### Listed records
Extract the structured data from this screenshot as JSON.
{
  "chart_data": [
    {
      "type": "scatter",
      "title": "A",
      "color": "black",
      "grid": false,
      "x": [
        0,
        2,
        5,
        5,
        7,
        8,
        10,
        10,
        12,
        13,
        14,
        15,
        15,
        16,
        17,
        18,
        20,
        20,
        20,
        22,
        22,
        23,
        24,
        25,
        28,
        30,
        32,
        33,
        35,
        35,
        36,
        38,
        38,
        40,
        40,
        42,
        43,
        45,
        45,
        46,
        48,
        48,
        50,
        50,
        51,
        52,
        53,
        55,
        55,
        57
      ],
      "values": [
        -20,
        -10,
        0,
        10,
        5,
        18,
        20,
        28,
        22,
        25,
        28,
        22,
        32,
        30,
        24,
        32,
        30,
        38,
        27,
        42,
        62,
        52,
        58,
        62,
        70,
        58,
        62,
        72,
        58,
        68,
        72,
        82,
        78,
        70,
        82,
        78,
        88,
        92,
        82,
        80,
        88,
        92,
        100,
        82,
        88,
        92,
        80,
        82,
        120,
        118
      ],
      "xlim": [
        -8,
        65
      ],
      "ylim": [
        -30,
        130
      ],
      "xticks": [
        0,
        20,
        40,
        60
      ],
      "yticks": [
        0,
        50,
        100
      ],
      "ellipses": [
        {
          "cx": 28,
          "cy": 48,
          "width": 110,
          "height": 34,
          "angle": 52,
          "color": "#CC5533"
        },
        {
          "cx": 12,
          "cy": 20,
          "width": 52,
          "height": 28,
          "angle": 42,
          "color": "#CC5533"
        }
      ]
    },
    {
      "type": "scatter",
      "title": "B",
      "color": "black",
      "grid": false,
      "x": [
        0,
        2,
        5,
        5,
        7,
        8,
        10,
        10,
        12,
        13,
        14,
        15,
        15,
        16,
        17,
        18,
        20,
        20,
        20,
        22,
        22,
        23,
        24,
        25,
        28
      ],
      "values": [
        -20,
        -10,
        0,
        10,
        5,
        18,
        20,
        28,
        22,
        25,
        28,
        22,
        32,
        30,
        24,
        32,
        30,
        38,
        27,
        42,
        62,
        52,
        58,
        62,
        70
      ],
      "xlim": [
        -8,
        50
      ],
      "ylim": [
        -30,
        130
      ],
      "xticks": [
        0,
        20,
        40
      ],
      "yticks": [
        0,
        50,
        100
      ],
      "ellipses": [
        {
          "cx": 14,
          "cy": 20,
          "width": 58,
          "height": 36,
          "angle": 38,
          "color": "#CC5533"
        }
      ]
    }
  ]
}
######
#### [Directions for this task]
Extract the full set of entries word for word.

#### [Result below]
Extract the structured data from this screenshot as JSON.
{
  "chart_data": [
    {
      "type": "scatter",
      "title": "A",
      "color": "black",
      "grid": false,
      "x": [
        0,
        2,
        5,
        5,
        7,
        8,
        10,
        10,
        12,
        13,
        14,
        15,
        15,
        16,
        17,
        18,
        20,
        20,
        20,
        22,
        22,
        23,
        24,
        25,
        28,
        30,
        32,
        33,
        35,
        35,
        36,
        38,
        38,
        40,
        40,
        42,
        43,
        45,
        45,
        46,
        48,
        48,
        50,
        50,
        51,
        52,
        53,
        55,
        55,
        57
      ],
      "values": [
        -20,
        -10,
        0,
        10,
        5,
        18,
        20,
        28,
        22,
        25,
        28,
        22,
        32,
        30,
        24,
        32,
        30,
        38,
        27,
        42,
        62,
        52,
        58,
        62,
        70,
        58,
        62,
        72,
        58,
        68,
        72,
        82,
        78,
        70,
        82,
        78,
        88,
        92,
        82,
        80,
        88,
        92,
        100,
        82,
        88,
        92,
        80,
        82,
        120,
        118
      ],
      "xlim": [
        -8,
        65
      ],
      "ylim": [
        -30,
        130
      ],
      "xticks": [
        0,
        20,
        40,
        60
      ],
      "yticks": [
        0,
        50,
        100
      ],
      "ellipses": [
        {
          "cx": 28,
          "cy": 48,
          "width": 110,
          "height": 34,
          "angle": 52,
          "color": "#CC5533"
        },
        {
          "cx": 12,
          "cy": 20,
          "width": 52,
          "height": 28,
          "angle": 42,
          "color": "#CC5533"
        }
      ]
    },
    {
      "type": "scatter",
      "title": "B",
      "color": "black",
      "grid": false,
      "x": [
        0,
        2,
        5,
        5,
        7,
        8,
        10,
        10,
        12,
        13,
        14,
        15,
        15,
        16,
        17,
        18,
        20,
        20,
        20,
        22,
        22,
        23,
        24,
        25,
        28
      ],
      "values": [
        -20,
        -10,
        0,
        10,
        5,
        18,
        20,
        28,
        22,
        25,
        28,
        22,
        32,
        30,
        24,
        32,
        30,
        38,
        27,
        42,
        62,
        52,
        58,
        62,
        70
      ],
      "xlim": [
        -8,
        50
      ],
      "ylim": [
        -30,
        130
      ],
      "xticks": [
        0,
        20,
        40
      ],
      "yticks": [
        0,
        50,
        100
      ],
      "ellipses": [
        {
          "cx": 14,
          "cy": 20,
          "width": 58,
          "height": 36,
          "angle": 38,
          "color": "#CC5533"
        }
      ]
    }
  ]
}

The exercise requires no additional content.